■ **The problem**:
Go through the listing and pick out each line with the word "Auth" in it.

[Some records]
--- START ---

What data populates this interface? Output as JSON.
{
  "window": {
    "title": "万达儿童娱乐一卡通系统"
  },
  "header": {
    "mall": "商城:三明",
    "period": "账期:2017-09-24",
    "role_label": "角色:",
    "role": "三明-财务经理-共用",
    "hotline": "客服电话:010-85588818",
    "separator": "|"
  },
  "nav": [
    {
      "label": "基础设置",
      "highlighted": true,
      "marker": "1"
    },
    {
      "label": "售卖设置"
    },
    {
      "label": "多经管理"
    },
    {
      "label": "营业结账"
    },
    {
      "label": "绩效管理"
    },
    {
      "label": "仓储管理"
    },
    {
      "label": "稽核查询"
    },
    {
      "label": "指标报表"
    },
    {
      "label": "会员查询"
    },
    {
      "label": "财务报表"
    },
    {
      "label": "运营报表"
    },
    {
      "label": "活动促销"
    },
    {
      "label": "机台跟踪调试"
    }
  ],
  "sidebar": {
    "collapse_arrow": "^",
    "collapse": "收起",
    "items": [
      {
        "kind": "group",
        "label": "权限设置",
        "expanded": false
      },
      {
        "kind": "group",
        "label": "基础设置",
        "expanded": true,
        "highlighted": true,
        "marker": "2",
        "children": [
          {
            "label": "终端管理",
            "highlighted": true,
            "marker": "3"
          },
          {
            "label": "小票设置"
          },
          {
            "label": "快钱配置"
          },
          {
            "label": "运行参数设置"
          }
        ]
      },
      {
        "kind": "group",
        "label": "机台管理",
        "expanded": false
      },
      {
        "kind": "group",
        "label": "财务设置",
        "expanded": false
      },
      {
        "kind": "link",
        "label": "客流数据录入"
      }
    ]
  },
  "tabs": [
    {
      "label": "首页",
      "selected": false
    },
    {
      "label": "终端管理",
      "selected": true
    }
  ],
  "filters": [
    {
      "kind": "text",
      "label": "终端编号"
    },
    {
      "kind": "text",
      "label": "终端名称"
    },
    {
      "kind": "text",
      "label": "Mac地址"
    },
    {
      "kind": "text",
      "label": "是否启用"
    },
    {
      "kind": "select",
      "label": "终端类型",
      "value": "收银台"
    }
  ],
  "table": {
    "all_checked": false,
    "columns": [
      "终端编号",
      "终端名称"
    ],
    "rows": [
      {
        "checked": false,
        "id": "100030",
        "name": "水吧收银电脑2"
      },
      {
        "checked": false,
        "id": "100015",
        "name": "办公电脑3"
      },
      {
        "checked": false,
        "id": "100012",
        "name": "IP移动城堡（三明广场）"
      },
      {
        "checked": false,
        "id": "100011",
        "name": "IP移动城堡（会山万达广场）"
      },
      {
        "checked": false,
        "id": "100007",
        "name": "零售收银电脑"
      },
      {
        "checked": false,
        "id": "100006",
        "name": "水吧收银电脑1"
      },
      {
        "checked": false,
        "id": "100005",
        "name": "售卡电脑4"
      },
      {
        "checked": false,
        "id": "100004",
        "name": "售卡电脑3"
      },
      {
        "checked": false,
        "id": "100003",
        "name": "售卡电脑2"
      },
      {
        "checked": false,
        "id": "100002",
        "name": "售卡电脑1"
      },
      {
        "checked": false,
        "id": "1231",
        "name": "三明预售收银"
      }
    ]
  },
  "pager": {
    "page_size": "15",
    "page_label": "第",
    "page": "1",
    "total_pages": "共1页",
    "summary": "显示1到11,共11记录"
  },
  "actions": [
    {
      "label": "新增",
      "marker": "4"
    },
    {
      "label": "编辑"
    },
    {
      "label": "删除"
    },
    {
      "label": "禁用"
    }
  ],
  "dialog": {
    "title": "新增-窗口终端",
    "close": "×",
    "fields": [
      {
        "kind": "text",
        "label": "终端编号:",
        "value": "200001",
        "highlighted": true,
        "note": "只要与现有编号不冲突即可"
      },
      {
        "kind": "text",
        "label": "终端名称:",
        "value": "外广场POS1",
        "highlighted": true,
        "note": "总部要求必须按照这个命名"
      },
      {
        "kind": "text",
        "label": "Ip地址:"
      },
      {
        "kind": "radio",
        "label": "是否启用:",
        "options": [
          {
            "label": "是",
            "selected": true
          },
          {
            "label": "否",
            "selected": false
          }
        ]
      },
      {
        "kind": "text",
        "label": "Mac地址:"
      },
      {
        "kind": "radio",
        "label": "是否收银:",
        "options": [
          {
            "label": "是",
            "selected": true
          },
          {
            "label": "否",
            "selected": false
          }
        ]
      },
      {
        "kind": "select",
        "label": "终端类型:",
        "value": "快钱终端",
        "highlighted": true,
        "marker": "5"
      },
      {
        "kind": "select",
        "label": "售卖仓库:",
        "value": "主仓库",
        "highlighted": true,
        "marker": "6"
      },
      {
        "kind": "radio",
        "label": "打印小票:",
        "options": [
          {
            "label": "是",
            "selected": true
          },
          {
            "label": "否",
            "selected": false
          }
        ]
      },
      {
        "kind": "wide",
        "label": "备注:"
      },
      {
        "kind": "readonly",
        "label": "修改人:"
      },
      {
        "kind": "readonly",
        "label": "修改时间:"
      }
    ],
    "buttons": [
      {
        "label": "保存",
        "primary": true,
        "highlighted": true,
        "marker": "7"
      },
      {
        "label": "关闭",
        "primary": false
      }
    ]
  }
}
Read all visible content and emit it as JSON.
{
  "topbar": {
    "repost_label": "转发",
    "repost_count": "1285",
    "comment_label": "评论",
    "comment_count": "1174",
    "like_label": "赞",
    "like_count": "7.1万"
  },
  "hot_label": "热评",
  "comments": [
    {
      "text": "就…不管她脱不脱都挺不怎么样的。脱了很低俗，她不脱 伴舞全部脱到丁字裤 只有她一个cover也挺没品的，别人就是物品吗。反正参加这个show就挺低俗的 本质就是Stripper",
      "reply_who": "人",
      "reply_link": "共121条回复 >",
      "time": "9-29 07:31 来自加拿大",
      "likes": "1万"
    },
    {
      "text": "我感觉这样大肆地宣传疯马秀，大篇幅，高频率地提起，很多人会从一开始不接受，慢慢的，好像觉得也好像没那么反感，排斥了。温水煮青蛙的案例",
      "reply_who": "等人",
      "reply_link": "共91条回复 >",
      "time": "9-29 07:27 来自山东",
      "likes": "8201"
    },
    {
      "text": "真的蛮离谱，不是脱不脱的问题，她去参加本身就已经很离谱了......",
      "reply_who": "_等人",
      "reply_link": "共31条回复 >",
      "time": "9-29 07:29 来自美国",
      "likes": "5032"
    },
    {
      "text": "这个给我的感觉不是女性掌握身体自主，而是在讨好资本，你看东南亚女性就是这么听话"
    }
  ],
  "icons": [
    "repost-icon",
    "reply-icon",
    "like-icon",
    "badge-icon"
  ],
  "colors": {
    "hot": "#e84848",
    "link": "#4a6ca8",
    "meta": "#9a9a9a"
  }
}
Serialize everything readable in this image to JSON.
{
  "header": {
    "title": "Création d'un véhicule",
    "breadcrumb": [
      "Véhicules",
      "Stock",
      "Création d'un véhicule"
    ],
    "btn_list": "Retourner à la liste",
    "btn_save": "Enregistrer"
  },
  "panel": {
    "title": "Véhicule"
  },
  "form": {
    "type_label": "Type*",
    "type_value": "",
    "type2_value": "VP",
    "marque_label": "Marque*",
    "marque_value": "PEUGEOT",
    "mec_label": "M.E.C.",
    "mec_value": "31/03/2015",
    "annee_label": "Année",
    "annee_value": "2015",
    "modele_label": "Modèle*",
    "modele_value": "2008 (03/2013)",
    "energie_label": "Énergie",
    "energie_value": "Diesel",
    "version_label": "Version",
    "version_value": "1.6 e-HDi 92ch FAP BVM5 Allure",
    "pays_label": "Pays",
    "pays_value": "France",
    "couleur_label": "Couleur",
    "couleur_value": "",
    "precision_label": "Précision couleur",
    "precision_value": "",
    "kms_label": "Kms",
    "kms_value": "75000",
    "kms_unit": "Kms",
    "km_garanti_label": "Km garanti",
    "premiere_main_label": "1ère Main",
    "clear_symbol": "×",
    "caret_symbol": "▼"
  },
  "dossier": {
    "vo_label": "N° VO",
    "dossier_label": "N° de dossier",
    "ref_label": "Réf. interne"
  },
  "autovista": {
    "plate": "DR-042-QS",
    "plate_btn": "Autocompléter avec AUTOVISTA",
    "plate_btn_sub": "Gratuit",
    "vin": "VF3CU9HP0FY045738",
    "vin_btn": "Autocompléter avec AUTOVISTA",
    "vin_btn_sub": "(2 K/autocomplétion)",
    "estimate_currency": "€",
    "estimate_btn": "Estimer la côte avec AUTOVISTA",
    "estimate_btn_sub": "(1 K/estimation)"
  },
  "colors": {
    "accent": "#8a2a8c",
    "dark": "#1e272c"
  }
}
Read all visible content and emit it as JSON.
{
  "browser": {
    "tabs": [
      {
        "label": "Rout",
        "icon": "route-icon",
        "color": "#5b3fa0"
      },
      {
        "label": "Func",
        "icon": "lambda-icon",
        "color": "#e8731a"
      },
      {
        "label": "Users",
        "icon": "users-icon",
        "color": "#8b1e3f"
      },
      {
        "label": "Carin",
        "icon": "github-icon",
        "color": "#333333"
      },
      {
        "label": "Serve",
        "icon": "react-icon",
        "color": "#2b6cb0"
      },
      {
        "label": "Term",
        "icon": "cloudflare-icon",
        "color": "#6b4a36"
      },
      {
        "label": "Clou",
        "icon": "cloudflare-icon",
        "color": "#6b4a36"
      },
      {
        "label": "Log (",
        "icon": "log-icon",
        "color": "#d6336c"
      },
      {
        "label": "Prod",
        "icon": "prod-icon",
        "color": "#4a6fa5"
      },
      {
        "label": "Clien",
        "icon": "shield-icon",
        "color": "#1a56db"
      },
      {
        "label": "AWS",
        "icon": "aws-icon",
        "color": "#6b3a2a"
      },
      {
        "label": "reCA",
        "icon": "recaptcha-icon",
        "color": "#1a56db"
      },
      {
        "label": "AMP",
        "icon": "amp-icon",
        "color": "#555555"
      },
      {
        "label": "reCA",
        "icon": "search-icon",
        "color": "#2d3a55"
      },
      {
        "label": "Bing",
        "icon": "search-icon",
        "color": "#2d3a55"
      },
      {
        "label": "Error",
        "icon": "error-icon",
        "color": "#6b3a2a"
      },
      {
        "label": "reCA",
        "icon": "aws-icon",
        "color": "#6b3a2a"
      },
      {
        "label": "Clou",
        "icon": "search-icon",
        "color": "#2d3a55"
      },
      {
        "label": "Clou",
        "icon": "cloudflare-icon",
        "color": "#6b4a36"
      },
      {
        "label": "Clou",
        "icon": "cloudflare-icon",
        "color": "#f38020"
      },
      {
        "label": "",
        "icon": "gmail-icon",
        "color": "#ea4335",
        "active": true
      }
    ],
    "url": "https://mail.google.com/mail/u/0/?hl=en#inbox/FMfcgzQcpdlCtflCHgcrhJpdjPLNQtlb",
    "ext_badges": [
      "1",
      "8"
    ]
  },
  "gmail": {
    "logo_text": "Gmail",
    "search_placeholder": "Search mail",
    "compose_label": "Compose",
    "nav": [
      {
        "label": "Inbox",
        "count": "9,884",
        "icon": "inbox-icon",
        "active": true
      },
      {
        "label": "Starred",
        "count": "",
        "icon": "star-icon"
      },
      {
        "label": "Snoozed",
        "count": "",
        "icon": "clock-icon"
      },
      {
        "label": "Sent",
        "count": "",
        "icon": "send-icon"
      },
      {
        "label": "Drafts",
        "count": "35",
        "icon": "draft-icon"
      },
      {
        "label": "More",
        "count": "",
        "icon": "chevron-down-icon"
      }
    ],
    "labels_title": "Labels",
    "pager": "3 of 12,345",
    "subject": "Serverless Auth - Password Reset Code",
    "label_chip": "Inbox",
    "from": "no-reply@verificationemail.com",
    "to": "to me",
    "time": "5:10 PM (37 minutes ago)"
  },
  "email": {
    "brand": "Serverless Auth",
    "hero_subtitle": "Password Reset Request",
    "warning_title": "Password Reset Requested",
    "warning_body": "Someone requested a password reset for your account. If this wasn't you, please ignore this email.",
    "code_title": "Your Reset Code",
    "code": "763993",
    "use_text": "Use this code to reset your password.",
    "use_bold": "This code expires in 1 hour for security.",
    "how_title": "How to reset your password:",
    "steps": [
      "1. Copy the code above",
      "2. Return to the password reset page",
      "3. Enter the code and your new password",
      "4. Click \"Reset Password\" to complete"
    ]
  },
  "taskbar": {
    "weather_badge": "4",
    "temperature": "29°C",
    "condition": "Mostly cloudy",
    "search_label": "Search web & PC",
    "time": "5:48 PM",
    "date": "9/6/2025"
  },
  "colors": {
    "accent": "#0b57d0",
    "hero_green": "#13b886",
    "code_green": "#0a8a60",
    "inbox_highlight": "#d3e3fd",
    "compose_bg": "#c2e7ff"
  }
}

--- END ---

■ **The completed task**:
    "subject": "Serverless Auth - Password Reset Code",
    "brand": "Serverless Auth",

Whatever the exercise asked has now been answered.